_The exercise_.
Return only the count of lines in which the word "性能区分" appears.

_Source data_.
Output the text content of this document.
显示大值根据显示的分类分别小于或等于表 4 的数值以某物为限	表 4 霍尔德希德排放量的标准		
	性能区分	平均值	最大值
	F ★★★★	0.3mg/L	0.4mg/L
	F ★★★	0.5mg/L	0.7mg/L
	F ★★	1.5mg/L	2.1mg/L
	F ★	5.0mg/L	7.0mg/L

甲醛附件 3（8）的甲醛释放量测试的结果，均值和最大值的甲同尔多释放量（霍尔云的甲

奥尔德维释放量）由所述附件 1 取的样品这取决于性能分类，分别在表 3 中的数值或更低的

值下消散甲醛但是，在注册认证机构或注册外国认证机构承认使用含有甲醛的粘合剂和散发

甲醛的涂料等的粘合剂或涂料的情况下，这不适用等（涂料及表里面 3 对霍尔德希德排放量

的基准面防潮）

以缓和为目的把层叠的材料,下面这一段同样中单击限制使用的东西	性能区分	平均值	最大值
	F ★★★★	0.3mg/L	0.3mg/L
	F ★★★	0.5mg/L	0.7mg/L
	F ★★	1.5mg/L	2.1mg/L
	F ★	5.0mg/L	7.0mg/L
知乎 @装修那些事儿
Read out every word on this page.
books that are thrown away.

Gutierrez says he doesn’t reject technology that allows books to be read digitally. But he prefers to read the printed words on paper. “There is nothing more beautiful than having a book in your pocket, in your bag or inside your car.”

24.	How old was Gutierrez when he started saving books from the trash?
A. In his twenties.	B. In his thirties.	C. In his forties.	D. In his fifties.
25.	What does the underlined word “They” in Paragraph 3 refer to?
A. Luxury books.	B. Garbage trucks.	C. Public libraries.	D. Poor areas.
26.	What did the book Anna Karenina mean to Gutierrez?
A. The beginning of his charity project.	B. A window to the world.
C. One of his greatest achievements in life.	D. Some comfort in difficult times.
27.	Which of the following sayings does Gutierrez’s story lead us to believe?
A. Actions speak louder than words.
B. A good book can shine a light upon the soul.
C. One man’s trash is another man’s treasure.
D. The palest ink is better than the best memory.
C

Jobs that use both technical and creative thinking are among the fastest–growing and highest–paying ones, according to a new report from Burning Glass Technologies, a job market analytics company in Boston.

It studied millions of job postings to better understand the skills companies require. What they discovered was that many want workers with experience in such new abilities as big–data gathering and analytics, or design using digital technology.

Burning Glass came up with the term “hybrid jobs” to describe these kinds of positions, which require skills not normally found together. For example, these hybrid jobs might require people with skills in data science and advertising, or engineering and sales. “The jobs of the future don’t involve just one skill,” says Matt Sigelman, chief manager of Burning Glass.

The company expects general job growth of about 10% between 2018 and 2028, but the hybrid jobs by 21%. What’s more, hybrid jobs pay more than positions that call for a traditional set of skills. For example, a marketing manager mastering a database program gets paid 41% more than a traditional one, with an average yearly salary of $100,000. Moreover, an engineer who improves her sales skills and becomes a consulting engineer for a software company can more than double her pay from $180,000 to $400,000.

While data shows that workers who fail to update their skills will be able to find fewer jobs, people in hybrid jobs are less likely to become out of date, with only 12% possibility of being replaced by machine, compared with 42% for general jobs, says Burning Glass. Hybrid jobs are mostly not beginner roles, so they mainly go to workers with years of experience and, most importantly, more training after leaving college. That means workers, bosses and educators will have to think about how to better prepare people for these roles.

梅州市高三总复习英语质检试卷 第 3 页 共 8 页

_Answer in full_.
2